■ Exercise instructions:
Copy every line of the records below that holds the word "colors".

Excerpts from a figure dataset
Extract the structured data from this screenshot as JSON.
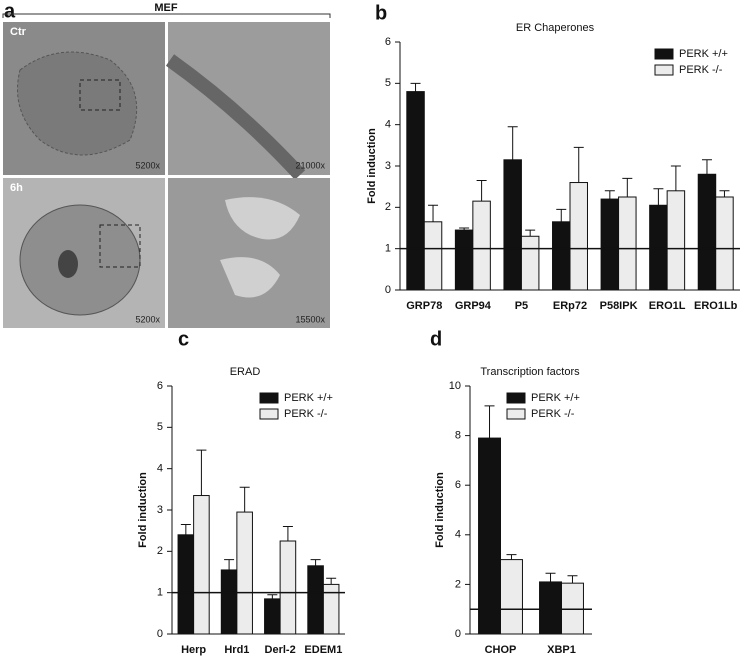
{
  "panel_a": {
    "letter": "a",
    "title": "MEF",
    "images": [
      {
        "label": "Ctr",
        "magnification": "5200x"
      },
      {
        "magnification": "21000x"
      },
      {
        "label": "6h",
        "magnification": "5200x"
      },
      {
        "magnification": "15500x"
      }
    ]
  },
  "chart_data": [
    {
      "letter": "b",
      "type": "bar",
      "title": "ER Chaperones",
      "ylabel": "Fold induction",
      "categories": [
        "GRP78",
        "GRP94",
        "P5",
        "ERp72",
        "P58IPK",
        "ERO1L",
        "ERO1Lb"
      ],
      "series": [
        {
          "name": "PERK +/+",
          "color": "#111111",
          "values": [
            4.8,
            1.45,
            3.15,
            1.65,
            2.2,
            2.05,
            2.8
          ],
          "errors": [
            0.2,
            0.05,
            0.8,
            0.3,
            0.2,
            0.4,
            0.35
          ]
        },
        {
          "name": "PERK -/-",
          "color": "#ececec",
          "values": [
            1.65,
            2.15,
            1.3,
            2.6,
            2.25,
            2.4,
            2.25
          ],
          "errors": [
            0.4,
            0.5,
            0.15,
            0.85,
            0.45,
            0.6,
            0.15
          ]
        }
      ],
      "ylim": [
        0,
        6
      ],
      "yticks": [
        0,
        1,
        2,
        3,
        4,
        5,
        6
      ],
      "reference_line": 1,
      "legend": "upper right"
    },
    {
      "letter": "c",
      "type": "bar",
      "title": "ERAD",
      "ylabel": "Fold induction",
      "categories": [
        "Herp",
        "Hrd1",
        "Derl-2",
        "EDEM1"
      ],
      "series": [
        {
          "name": "PERK +/+",
          "color": "#111111",
          "values": [
            2.4,
            1.55,
            0.85,
            1.65
          ],
          "errors": [
            0.25,
            0.25,
            0.1,
            0.15
          ]
        },
        {
          "name": "PERK -/-",
          "color": "#ececec",
          "values": [
            3.35,
            2.95,
            2.25,
            1.2
          ],
          "errors": [
            1.1,
            0.6,
            0.35,
            0.15
          ]
        }
      ],
      "ylim": [
        0,
        6
      ],
      "yticks": [
        0,
        1,
        2,
        3,
        4,
        5,
        6
      ],
      "reference_line": 1,
      "legend": "upper right"
    },
    {
      "letter": "d",
      "type": "bar",
      "title": "Transcription factors",
      "ylabel": "Fold induction",
      "categories": [
        "CHOP",
        "XBP1"
      ],
      "series": [
        {
          "name": "PERK +/+",
          "color": "#111111",
          "values": [
            7.9,
            2.1
          ],
          "errors": [
            1.3,
            0.35
          ]
        },
        {
          "name": "PERK -/-",
          "color": "#ececec",
          "values": [
            3.0,
            2.05
          ],
          "errors": [
            0.2,
            0.3
          ]
        }
      ],
      "ylim": [
        0,
        10
      ],
      "yticks": [
        0,
        2,
        4,
        6,
        8,
        10
      ],
      "reference_line": 1,
      "legend": "upper right"
    }
  ]
}
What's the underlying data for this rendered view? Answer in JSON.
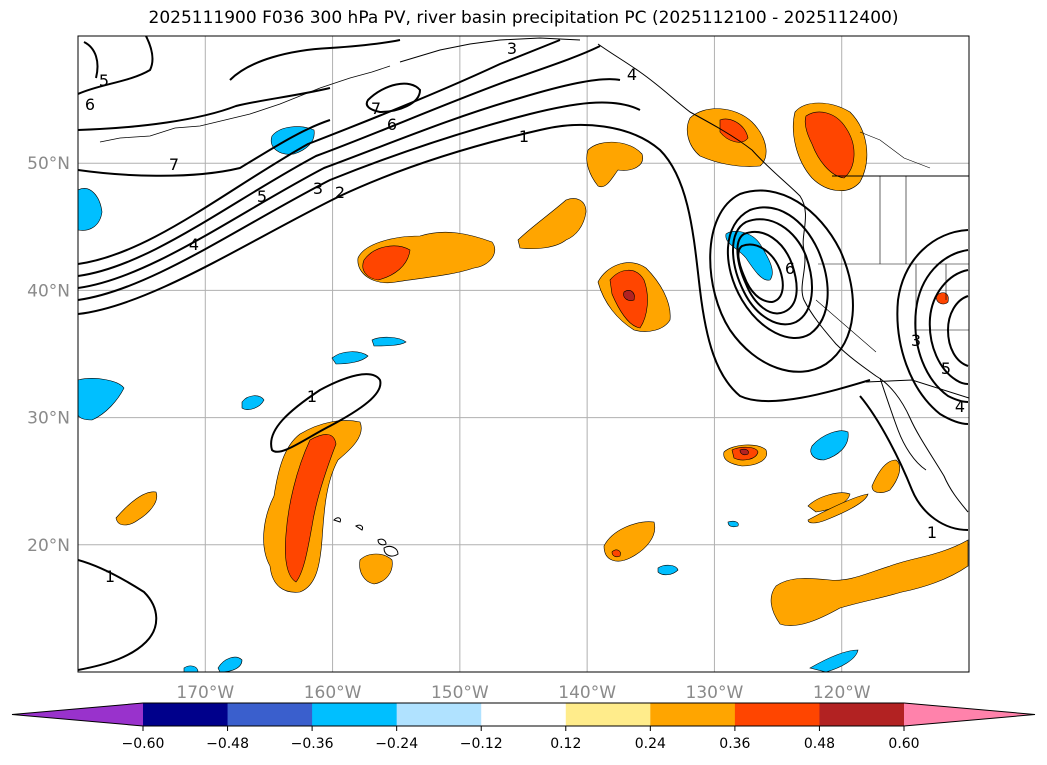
{
  "chart_data": {
    "type": "map",
    "title": "2025111900 F036 300 hPa PV, river basin precipitation PC (2025112100 - 2025112400)",
    "lon_range": [
      -180,
      -110
    ],
    "lat_range": [
      10,
      60
    ],
    "x_ticks": [
      {
        "lon": -170,
        "label": "170°W"
      },
      {
        "lon": -160,
        "label": "160°W"
      },
      {
        "lon": -150,
        "label": "150°W"
      },
      {
        "lon": -140,
        "label": "140°W"
      },
      {
        "lon": -130,
        "label": "130°W"
      },
      {
        "lon": -120,
        "label": "120°W"
      }
    ],
    "y_ticks": [
      {
        "lat": 50,
        "label": "50°N"
      },
      {
        "lat": 40,
        "label": "40°N"
      },
      {
        "lat": 30,
        "label": "30°N"
      },
      {
        "lat": 20,
        "label": "20°N"
      }
    ],
    "colorbar": {
      "levels": [
        -0.6,
        -0.48,
        -0.36,
        -0.24,
        -0.12,
        0.12,
        0.24,
        0.36,
        0.48,
        0.6
      ],
      "labels": [
        "−0.60",
        "−0.48",
        "−0.36",
        "−0.24",
        "−0.12",
        "0.12",
        "0.24",
        "0.36",
        "0.48",
        "0.60"
      ],
      "colors": [
        "#9932CC",
        "#00008B",
        "#3A5FCD",
        "#00BFFF",
        "#B0E2FF",
        "#FFFFFF",
        "#FFEC8B",
        "#FFA500",
        "#FF4500",
        "#B22222",
        "#FF82AB"
      ],
      "extend": "both"
    },
    "pv_contour_labels": [
      "1",
      "2",
      "3",
      "4",
      "5",
      "6",
      "7"
    ],
    "shaded_field": "river basin precipitation PC",
    "contour_field": "300 hPa PV"
  }
}
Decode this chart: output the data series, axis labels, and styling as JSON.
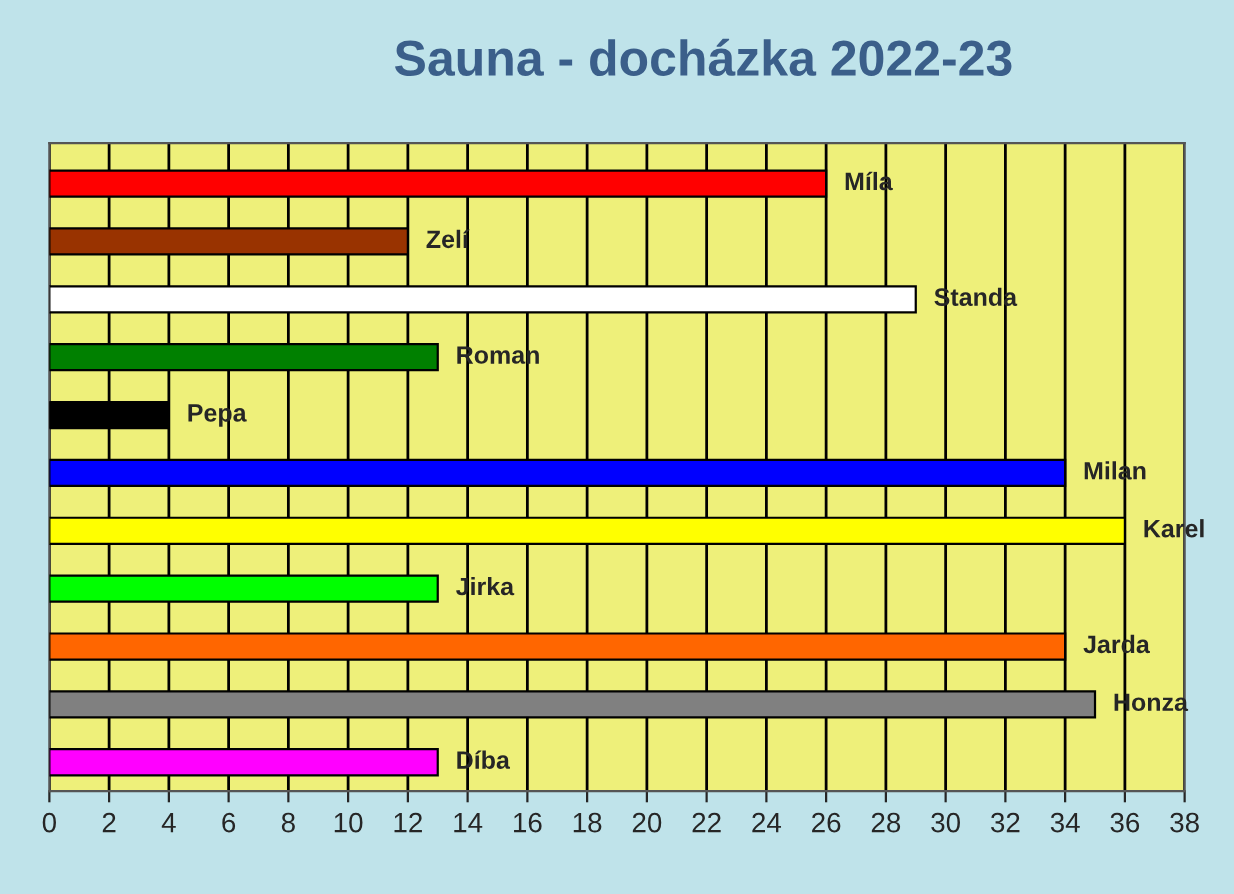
{
  "chart_data": {
    "type": "bar",
    "orientation": "horizontal",
    "title": "Sauna - docházka 2022-23",
    "categories": [
      "Míla",
      "Zelí",
      "Standa",
      "Roman",
      "Pepa",
      "Milan",
      "Karel",
      "Jirka",
      "Jarda",
      "Honza",
      "Díba"
    ],
    "values": [
      26,
      12,
      29,
      13,
      4,
      34,
      36,
      13,
      34,
      35,
      13
    ],
    "colors": [
      "#ff0000",
      "#993300",
      "#ffffff",
      "#008000",
      "#000000",
      "#0000ff",
      "#ffff00",
      "#00ff00",
      "#ff6600",
      "#808080",
      "#ff00ff"
    ],
    "xlim": [
      0,
      38
    ],
    "xticks": [
      0,
      2,
      4,
      6,
      8,
      10,
      12,
      14,
      16,
      18,
      20,
      22,
      24,
      26,
      28,
      30,
      32,
      34,
      36,
      38
    ],
    "grid": "x",
    "tick_labels": "x",
    "legend": false
  }
}
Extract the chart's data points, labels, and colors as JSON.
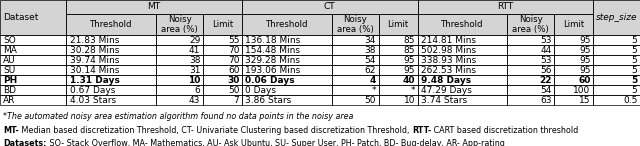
{
  "columns": {
    "Dataset": [
      "SO",
      "MA",
      "AU",
      "SU",
      "PH",
      "BD",
      "AR"
    ],
    "MT_Threshold": [
      "21.83 Mins",
      "30.28 Mins",
      "39.74 Mins",
      "30.14 Mins",
      "1.31 Days",
      "0.67 Days",
      "4.03 Stars"
    ],
    "MT_Noisy": [
      "29",
      "41",
      "38",
      "31",
      "10",
      "6",
      "43"
    ],
    "MT_Limit": [
      "55",
      "70",
      "70",
      "60",
      "30",
      "50",
      "7"
    ],
    "CT_Threshold": [
      "136.18 Mins",
      "154.48 Mins",
      "329.28 Mins",
      "193.06 Mins",
      "0.06 Days",
      "0 Days",
      "3.86 Stars"
    ],
    "CT_Noisy": [
      "34",
      "38",
      "54",
      "62",
      "4",
      "*",
      "50"
    ],
    "CT_Limit": [
      "85",
      "85",
      "95",
      "95",
      "40",
      "*",
      "10"
    ],
    "RTT_Threshold": [
      "214.81 Mins",
      "502.98 Mins",
      "338.93 Mins",
      "262.53 Mins",
      "9.48 Days",
      "47.29 Days",
      "3.74 Stars"
    ],
    "RTT_Noisy": [
      "53",
      "44",
      "53",
      "56",
      "22",
      "54",
      "63"
    ],
    "RTT_Limit": [
      "95",
      "95",
      "95",
      "95",
      "60",
      "100",
      "15"
    ],
    "step_size": [
      "5",
      "5",
      "5",
      "5",
      "5",
      "5",
      "0.5"
    ]
  },
  "footnote1": "*The automated noisy area estimation algorithm found no data points in the noisy area",
  "footnote2_bold": "MT-",
  "footnote2_rest": " Median based discretization Threshold, CT- Univariate Clustering based discretization Threshold, RTT- CART based discretization threshold",
  "footnote3_bold": "Datasets:",
  "footnote3_rest": " SO- Stack Overflow, MA- Mathematics, AU- Ask Ubuntu, SU- Super User, PH- Patch, BD- Bug-delay, AR- App-rating",
  "header_gray": "#d4d4d4",
  "font_size": 6.5,
  "footnote_font_size": 5.8
}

■ The solution:
      "colors": [
    "colors": [
Extract the chart's data points, labels, and colors as JSON.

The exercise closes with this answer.